_Stated exercise_:
Output the lines between the line holding "rubric-level-number: 2: [91, 533, 103, 549]" and the line holding "criterion-rhetorical-knowledge [91, 181, 681, 216]", inclusive, and reproduce each one exactly.

+--

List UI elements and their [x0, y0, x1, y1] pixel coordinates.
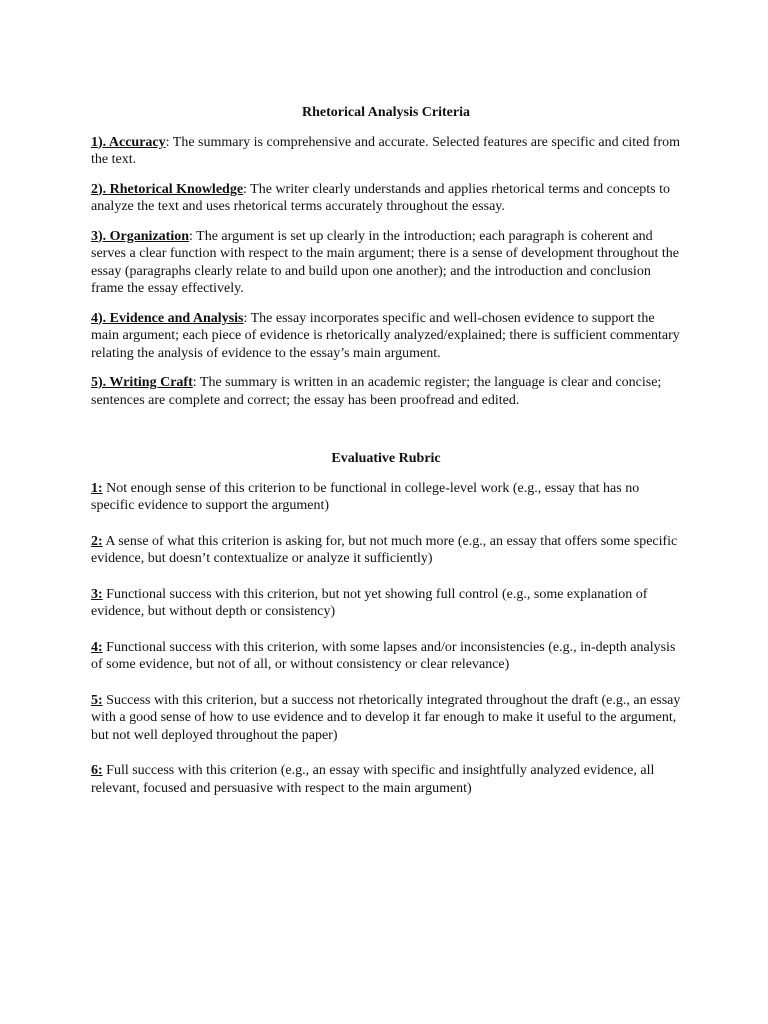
rubric-level-number: 2: [91, 533, 103, 549]
criterion-accuracy [91, 134, 681, 169]
criterion-title: 1). Accuracy [91, 134, 166, 150]
rubric-level-number: 6: [91, 763, 103, 778]
rubric-level-text: Full success with this criterion (e.g., an essay with specific and insightfully analyzed evidence, all relevant, focused and persuasive with respect to the main argument) [91, 763, 655, 796]
criterion-text: : The argument is set up clearly in the introduction; each paragraph is coherent and serves a clear function with respect to the main argument; there is a sense of development throughout the essay (paragraphs clearly relate to and build upon one another); and the introduction and conclusion frame the essay effectively. [91, 228, 679, 296]
criterion-text: : The essay incorporates specific and well-chosen evidence to support the main argument; each piece of evidence is rhetorically analyzed/explained; there is sufficient commentary relating the analysis of evidence to the essay’s main argument. [91, 310, 680, 361]
rubric-level-number: 1: [91, 480, 103, 496]
criterion-writing-craft [91, 374, 681, 409]
criterion-title: 5). Writing Craft [91, 375, 193, 390]
criterion-title: 3). Organization [91, 228, 189, 244]
rubric-level-number: 4: [91, 639, 103, 655]
criterion-title: 4). Evidence and Analysis [91, 310, 244, 326]
criteria-heading: Rhetorical Analysis Criteria [302, 105, 470, 120]
rubric-level-6 [91, 762, 681, 797]
rubric-heading: Evaluative Rubric [331, 451, 441, 466]
criterion-rhetorical-knowledge [91, 181, 681, 216]
rubric-level-text: Not enough sense of this criterion to be functional in college-level work (e.g., essay that has no specific evidence to support the argument) [91, 480, 640, 513]
rubric-level-4 [91, 639, 681, 674]
rubric-level-3 [91, 586, 681, 621]
rubric-level-number: 3: [91, 586, 103, 602]
rubric-level-1 [91, 480, 681, 515]
rubric-level-number: 5: [91, 692, 103, 708]
rubric-level-text: A sense of what this criterion is asking for, but not much more (e.g., an essay that offers some specific evidence, but doesn’t contextualize or analyze it sufficiently) [91, 533, 678, 566]
rubric-level-text: Functional success with this criterion, but not yet showing full control (e.g., some explanation of evidence, but without depth or consistency) [91, 586, 648, 619]
criterion-organization [91, 228, 681, 298]
rubric-level-2 [91, 533, 681, 568]
criterion-text: : The summary is written in an academic register; the language is clear and concise; sentences are complete and correct; the essay has been proofread and edited. [91, 375, 662, 408]
rubric-level-text: Functional success with this criterion, with some lapses and/or inconsistencies (e.g., in-depth analysis of some evidence, but not of all, or without consistency or clear relevance) [91, 639, 676, 672]
criterion-text: : The writer clearly understands and applies rhetorical terms and concepts to analyze the text and uses rhetorical terms accurately throughout the essay. [91, 181, 671, 214]
rubric-level-5 [91, 692, 681, 745]
criterion-evidence-and-analysis [91, 310, 681, 363]
document-page [91, 104, 681, 815]
criterion-title: 2). Rhetorical Knowledge [91, 181, 244, 197]
rubric-level-text: Success with this criterion, but a success not rhetorically integrated throughout the draft (e.g., an essay with a good sense of how to use evidence and to develop it far enough to make it useful to the argument, but not well deployed throughout the paper) [91, 692, 681, 743]
criterion-text: : The summary is comprehensive and accurate. Selected features are specific and cited from the text. [91, 134, 681, 167]
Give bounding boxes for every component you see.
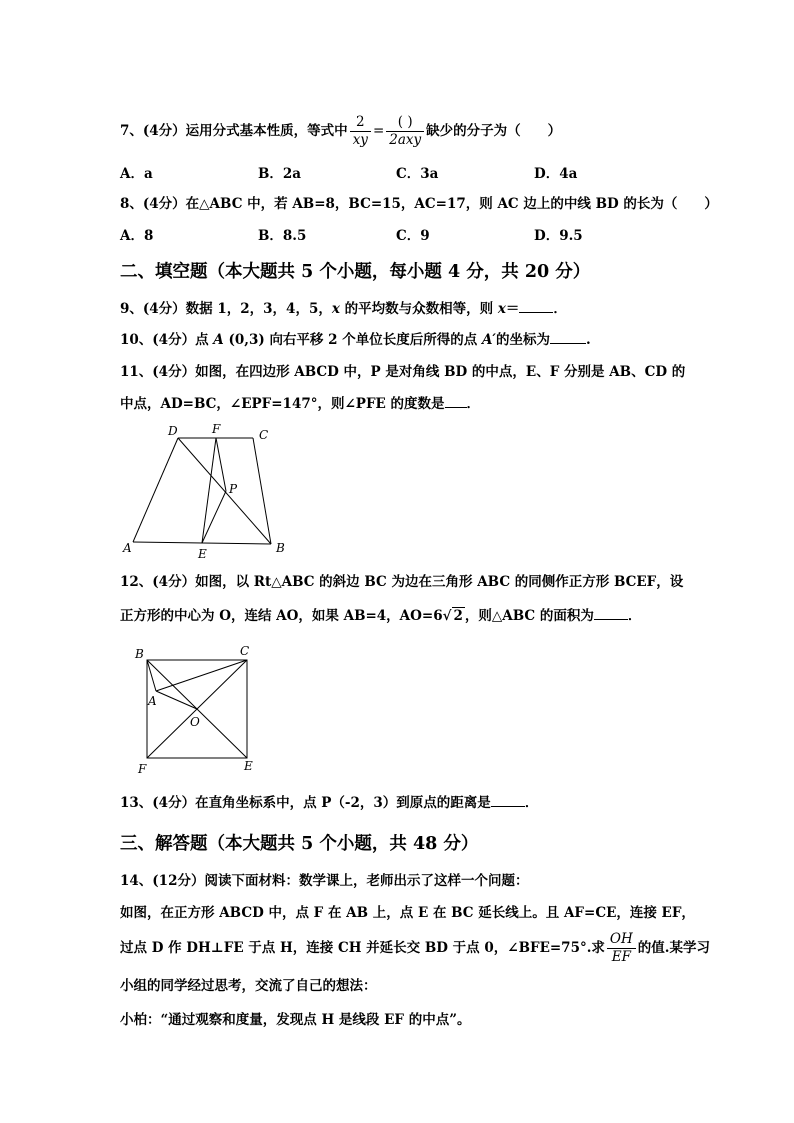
label-c: C [259,428,269,442]
q14-fraction [607,931,636,966]
q13-end: ． [524,795,539,811]
q10-suffix: 的坐标为 [495,332,550,348]
label-f: F [212,422,221,436]
q9-end: ． [553,301,567,317]
q7-frac1-denominator: xy [352,132,368,148]
q12-answer-blank[interactable] [594,619,628,620]
q7-option-b: B．2a [258,166,302,182]
q14-frac-denominator: EF [611,949,631,965]
q7-equals: = [372,123,385,139]
section-3-title: 三、解答题（本大题共 5 个小题，共 48 分） [120,834,479,854]
question-14-line1: 14、(12分）阅读下面材料：数学课上，老师出示了这样一个问题： [120,873,529,889]
question-12-line2 [120,606,641,626]
diagonal-db [178,438,271,544]
label-d: D [168,424,178,438]
segment-ac [156,660,247,691]
q11-end: ． [466,396,481,412]
q11-answer-blank[interactable] [445,407,467,408]
question-13 [120,793,538,813]
q7-fraction-left [350,114,371,149]
q10-point: A [213,332,224,348]
label-f: F [138,762,147,776]
q8-option-c: C．9 [396,228,430,244]
q8-option-d: D．9.5 [534,228,583,244]
label-b: B [276,541,285,555]
q14-frac-numerator: OH [607,931,636,949]
question-14-line5: 小柏：“通过观察和度量，发现点 H 是线段 EF 的中点”。 [120,1012,471,1028]
q7-prefix: 7、(4分）运用分式基本性质，等式中 [120,123,348,139]
label-a: A [123,541,132,555]
label-c: C [240,644,250,658]
q14-line3-suffix: 的值.某学习 [637,940,710,956]
question-8: 8、(4分）在△ABC 中，若 AB=8，BC=15，AC=17，则 AC 边上的中线 BD 的长为（ ） [120,196,718,212]
label-e: E [244,759,253,773]
q12-line2-text: 正方形的中心为 O，连结 AO，如果 AB=4，AO=6 [120,608,443,624]
q10-prefix: 10、(4分）点 [120,332,214,348]
q12-end: ． [627,608,642,624]
label-o: O [190,715,200,729]
question-11-line2 [120,394,480,414]
question-10 [120,330,591,350]
label-p: P [229,482,238,496]
q9-middle: 的平均数与众数相等，则 [339,301,498,317]
q10-coord: (0,3) [223,332,270,348]
q14-line3-text: 过点 D 作 DH⊥FE 于点 H，连接 CH 并延长交 BD 于点 0，∠BFE=75°.求 [120,940,605,956]
q7-frac2-denominator: 2axy [389,132,422,148]
q13-answer-blank[interactable] [491,806,525,807]
label-b: B [135,647,144,661]
q12-figure [130,642,265,777]
q12-sqrt: √ 2 [442,608,463,624]
q10-answer-blank[interactable] [550,343,586,344]
question-14-line4: 小组的同学经过思考，交流了自己的想法： [120,978,377,994]
q10-end: . [585,332,591,348]
q7-option-d: D．4a [534,166,578,182]
q9-variable: x [331,301,340,317]
label-e: E [198,547,207,561]
question-12-line1: 12、(4分）如图，以 Rt△ABC 的斜边 BC 为边在三角形 ABC 的同侧作正方形 BCEF，设 [120,574,684,590]
question-7 [120,114,561,149]
q9-variable-2: x [497,301,506,317]
label-a: A [148,694,157,708]
question-14-line2: 如图，在正方形 ABCD 中，点 F 在 AB 上，点 E 在 BC 延长线上。且 AF=CE，连接 EF， [120,905,695,921]
q12-sqrt-value: 2 [453,608,463,624]
q9-prefix: 9、(4分）数据 1，2，3，4，5， [120,301,332,317]
q7-option-a: A．a [120,166,153,182]
question-14-line3 [120,930,710,966]
q8-option-b: B．8.5 [258,228,307,244]
q7-suffix: 缺少的分子为（ ） [426,123,562,139]
q7-fraction-right [386,114,424,149]
segment-cb [253,438,271,544]
q9-suffix: ＝ [505,301,520,317]
q12-line2-suffix: ，则△ABC 的面积为 [464,608,594,624]
q7-frac2-numerator: ( ) [386,114,424,132]
q11-line2-text: 中点，AD=BC，∠EPF=147°，则∠PFE 的度数是 [120,396,445,412]
question-9 [120,299,567,319]
q10-middle: 向右平移 2 个单位长度后所得的点 [269,332,482,348]
segment-ad [133,438,178,542]
q11-figure [118,418,298,563]
q10-point-prime: A′ [481,332,496,348]
question-11-line1: 11、(4分）如图，在四边形 ABCD 中，P 是对角线 BD 的中点，E、F 分别是 AB、CD 的 [120,364,686,380]
q7-option-c: C．3a [396,166,439,182]
q13-text: 13、(4分）在直角坐标系中，点 P（-2，3）到原点的距离是 [120,795,491,811]
segment-ao [156,691,197,709]
q9-answer-blank[interactable] [519,312,553,313]
q8-option-a: A．8 [120,228,154,244]
q7-frac1-numerator: 2 [350,114,371,132]
section-2-title: 二、填空题（本大题共 5 个小题，每小题 4 分，共 20 分） [120,262,591,282]
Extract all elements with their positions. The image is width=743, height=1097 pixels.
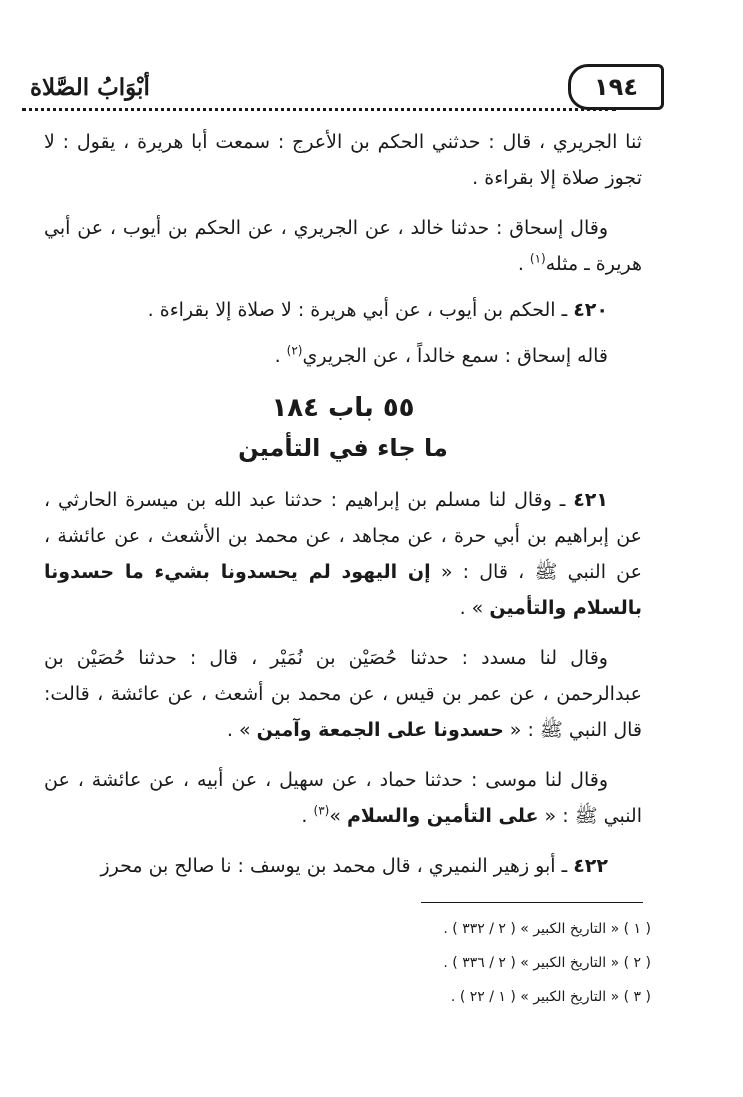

+--

_Result of the exercise_:
rubric-level-number: 2: [91, 533, 103, 549]
criterion-accuracy [91, 134, 681, 169]
criterion-title: 1). Accuracy [91, 134, 166, 150]
rubric-level-number: 6: [91, 763, 103, 778]
rubric-level-text: Full success with this criterion (e.g., an essay with specific and insightfully analyzed evidence, all relevant, focused and persuasive with respect to the main argument) [91, 763, 655, 796]
criterion-text: : The argument is set up clearly in the introduction; each paragraph is coherent and serves a clear function with respect to the main argument; there is a sense of development throughout the essay (paragraphs clearly relate to and build upon one another); and the introduction and conclusion frame the essay effectively. [91, 228, 679, 296]
criterion-text: : The essay incorporates specific and well-chosen evidence to support the main argument; each piece of evidence is rhetorically analyzed/explained; there is sufficient commentary relating the analysis of evidence to the essay’s main argument. [91, 310, 680, 361]
rubric-level-number: 1: [91, 480, 103, 496]
criterion-writing-craft [91, 374, 681, 409]
criterion-title: 5). Writing Craft [91, 375, 193, 390]
criterion-title: 3). Organization [91, 228, 189, 244]
rubric-level-number: 4: [91, 639, 103, 655]
criterion-title: 4). Evidence and Analysis [91, 310, 244, 326]
criteria-heading: Rhetorical Analysis Criteria [302, 105, 470, 120]
rubric-level-6 [91, 762, 681, 797]
rubric-heading: Evaluative Rubric [331, 451, 441, 466]
criterion-rhetorical-knowledge [91, 181, 681, 216]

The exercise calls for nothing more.